== DATA FOR THE TASK

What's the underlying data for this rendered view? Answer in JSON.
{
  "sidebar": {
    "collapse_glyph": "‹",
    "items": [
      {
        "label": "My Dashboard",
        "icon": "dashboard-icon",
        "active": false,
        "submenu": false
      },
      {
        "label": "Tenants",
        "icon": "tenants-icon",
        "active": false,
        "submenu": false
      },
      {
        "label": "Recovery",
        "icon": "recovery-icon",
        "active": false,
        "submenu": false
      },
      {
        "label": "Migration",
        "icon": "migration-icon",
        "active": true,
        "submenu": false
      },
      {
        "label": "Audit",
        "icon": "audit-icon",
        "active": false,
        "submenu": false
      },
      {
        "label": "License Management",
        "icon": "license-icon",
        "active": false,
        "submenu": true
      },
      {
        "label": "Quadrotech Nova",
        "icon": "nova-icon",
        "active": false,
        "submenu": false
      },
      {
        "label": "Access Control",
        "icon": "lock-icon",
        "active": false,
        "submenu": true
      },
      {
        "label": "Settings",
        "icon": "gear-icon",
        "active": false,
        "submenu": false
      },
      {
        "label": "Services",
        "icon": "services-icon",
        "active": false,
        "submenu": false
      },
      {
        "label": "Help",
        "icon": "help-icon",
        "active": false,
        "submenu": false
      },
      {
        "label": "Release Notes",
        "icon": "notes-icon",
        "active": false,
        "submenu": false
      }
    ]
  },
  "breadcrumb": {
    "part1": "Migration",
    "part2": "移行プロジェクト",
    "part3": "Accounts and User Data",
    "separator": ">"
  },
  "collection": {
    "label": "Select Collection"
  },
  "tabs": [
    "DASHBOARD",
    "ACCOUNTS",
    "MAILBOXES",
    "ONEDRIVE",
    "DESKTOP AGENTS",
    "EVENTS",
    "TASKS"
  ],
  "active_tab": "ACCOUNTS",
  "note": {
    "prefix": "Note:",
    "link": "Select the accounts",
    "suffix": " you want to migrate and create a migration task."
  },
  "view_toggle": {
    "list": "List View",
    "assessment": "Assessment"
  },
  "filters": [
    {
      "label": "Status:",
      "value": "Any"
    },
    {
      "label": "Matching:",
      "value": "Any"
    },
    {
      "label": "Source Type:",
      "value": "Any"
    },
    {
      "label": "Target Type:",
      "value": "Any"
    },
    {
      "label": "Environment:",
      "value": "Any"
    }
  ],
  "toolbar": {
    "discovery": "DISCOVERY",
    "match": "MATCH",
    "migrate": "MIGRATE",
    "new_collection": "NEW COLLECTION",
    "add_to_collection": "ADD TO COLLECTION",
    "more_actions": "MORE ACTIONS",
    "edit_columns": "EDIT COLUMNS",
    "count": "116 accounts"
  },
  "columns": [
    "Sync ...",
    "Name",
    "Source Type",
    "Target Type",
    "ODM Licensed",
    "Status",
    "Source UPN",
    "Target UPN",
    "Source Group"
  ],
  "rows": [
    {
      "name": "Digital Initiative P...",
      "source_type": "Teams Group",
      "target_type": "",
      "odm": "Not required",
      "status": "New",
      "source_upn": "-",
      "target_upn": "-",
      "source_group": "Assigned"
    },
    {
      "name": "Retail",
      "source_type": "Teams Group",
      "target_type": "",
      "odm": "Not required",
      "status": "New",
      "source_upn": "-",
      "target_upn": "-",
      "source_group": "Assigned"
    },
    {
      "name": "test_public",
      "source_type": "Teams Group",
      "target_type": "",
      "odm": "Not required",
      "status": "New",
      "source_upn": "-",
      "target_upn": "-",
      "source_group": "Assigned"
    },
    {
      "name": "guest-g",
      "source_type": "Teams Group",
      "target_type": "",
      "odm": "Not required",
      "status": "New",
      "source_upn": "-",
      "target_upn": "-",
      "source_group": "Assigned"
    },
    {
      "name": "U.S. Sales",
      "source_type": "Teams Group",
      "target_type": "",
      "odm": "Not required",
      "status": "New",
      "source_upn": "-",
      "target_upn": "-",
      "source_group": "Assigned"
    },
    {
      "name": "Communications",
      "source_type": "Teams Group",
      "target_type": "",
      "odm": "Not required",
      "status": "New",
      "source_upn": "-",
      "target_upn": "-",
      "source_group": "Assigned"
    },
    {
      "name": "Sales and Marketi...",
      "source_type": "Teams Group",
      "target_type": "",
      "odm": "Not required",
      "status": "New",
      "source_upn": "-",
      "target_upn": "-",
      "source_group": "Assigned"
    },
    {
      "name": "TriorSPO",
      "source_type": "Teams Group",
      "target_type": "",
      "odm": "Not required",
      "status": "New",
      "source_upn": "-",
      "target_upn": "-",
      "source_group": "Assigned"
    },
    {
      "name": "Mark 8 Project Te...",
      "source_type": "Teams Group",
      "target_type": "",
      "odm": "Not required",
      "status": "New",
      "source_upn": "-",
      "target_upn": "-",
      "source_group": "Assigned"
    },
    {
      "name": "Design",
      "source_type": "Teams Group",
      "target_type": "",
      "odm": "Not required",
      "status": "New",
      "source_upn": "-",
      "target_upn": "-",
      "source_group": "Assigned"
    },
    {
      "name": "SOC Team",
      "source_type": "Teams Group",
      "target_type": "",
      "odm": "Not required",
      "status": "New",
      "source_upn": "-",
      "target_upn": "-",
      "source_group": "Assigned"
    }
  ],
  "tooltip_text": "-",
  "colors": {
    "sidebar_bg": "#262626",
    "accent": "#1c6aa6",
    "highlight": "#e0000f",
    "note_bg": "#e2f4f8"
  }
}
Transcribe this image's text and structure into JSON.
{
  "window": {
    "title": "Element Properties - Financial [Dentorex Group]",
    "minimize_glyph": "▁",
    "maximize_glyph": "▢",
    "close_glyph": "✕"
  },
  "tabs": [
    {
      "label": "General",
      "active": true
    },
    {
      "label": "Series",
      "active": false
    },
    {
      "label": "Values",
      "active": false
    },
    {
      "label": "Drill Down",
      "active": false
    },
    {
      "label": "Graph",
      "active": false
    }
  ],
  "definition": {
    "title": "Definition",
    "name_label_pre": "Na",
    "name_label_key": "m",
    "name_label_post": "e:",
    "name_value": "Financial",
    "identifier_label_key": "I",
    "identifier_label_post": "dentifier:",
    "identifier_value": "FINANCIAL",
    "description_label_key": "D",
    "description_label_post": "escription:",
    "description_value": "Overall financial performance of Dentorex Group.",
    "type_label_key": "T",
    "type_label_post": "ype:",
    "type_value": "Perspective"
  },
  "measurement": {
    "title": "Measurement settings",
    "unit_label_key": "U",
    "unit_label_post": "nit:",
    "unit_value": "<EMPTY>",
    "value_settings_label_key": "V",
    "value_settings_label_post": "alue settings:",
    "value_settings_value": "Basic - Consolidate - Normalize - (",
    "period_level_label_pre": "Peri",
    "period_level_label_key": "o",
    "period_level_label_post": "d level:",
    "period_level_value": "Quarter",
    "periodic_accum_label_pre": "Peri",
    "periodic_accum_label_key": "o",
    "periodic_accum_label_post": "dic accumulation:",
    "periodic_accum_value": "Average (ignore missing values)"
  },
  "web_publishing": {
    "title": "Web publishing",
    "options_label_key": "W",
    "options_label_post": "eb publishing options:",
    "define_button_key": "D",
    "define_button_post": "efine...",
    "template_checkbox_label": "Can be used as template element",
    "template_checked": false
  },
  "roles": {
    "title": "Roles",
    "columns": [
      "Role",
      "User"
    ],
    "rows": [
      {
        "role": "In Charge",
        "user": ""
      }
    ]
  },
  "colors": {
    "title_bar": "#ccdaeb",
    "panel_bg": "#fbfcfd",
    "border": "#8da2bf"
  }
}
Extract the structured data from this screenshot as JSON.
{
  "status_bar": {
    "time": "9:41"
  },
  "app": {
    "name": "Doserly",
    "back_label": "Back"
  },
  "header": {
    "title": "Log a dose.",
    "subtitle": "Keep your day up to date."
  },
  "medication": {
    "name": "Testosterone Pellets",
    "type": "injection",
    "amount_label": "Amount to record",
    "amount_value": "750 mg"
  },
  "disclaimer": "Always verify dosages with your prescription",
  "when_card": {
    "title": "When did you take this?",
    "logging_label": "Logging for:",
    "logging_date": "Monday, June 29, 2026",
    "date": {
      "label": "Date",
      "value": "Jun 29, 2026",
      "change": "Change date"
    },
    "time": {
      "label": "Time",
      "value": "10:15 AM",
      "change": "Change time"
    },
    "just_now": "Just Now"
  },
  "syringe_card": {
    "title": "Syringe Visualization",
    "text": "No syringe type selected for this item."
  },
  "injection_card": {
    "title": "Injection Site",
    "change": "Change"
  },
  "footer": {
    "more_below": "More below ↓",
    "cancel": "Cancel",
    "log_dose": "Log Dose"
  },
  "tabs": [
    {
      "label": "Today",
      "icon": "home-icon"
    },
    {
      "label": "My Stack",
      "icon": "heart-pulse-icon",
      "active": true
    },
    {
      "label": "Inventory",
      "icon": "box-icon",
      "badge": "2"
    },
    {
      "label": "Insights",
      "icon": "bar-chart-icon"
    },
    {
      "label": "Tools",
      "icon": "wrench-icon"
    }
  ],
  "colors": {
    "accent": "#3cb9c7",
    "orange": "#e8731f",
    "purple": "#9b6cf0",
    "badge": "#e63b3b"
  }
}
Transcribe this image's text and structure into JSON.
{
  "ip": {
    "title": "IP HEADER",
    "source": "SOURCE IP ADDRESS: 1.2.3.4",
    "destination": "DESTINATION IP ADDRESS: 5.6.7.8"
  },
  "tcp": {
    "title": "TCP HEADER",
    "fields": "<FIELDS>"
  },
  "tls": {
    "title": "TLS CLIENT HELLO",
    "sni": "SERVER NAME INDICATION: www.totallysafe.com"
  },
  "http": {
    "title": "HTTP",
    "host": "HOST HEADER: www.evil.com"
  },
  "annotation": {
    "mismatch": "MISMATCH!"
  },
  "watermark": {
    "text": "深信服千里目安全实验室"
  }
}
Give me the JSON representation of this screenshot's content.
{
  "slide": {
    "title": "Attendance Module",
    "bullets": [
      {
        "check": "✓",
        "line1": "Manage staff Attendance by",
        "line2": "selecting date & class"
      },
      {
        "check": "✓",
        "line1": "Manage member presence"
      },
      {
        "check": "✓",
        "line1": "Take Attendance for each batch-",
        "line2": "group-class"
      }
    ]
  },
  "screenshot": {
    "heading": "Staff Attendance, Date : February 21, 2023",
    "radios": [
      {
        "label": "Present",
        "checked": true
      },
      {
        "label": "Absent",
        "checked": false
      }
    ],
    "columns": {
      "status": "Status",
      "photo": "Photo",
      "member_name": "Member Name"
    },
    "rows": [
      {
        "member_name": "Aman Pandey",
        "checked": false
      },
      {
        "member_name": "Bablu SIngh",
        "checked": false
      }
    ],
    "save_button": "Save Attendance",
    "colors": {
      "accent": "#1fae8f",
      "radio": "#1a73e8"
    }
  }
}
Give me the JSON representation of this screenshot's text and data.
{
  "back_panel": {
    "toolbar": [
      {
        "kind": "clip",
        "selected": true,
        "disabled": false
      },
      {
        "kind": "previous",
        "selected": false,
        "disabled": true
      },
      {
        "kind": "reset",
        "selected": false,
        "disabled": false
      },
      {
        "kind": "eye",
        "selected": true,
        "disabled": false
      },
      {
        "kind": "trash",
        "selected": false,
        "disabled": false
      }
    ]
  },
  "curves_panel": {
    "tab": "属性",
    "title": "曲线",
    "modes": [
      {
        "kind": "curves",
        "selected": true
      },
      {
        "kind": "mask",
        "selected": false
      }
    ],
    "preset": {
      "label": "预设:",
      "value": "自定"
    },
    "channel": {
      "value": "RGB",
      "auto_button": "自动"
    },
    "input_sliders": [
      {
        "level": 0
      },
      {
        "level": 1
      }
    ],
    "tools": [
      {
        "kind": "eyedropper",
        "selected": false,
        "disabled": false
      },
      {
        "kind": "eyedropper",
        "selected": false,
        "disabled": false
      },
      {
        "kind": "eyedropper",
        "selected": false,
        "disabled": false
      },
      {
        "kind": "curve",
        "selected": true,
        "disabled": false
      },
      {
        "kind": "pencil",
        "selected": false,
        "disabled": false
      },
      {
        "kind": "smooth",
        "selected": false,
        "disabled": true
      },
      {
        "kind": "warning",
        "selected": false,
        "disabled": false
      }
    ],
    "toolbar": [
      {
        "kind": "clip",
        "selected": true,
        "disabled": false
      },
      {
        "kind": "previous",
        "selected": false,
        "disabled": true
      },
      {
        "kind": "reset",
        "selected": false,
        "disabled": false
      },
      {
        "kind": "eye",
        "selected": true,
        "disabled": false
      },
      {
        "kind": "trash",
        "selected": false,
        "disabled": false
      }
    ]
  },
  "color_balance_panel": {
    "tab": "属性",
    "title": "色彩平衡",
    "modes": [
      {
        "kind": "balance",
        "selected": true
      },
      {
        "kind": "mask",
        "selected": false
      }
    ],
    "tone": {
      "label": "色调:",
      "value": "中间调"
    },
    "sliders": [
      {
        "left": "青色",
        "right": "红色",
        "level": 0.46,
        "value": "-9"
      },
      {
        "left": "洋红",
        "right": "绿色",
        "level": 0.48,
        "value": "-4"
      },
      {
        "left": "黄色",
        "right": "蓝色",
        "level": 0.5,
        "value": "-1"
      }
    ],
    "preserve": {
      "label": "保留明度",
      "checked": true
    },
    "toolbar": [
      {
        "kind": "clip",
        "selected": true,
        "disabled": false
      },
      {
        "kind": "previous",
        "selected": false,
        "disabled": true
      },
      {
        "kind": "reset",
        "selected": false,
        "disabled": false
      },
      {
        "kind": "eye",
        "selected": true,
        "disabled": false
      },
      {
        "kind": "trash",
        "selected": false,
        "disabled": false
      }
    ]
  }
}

====

* THE PROBLEM
Gather each line of the records holding the string "Attendance".

* REPLY TO THE TASK
    "title": "Attendance Module",
        "line1": "Manage staff Attendance by",
        "line1": "Take Attendance for each batch-",
    "heading": "Staff Attendance, Date : February 21, 2023",
    "save_button": "Save Attendance",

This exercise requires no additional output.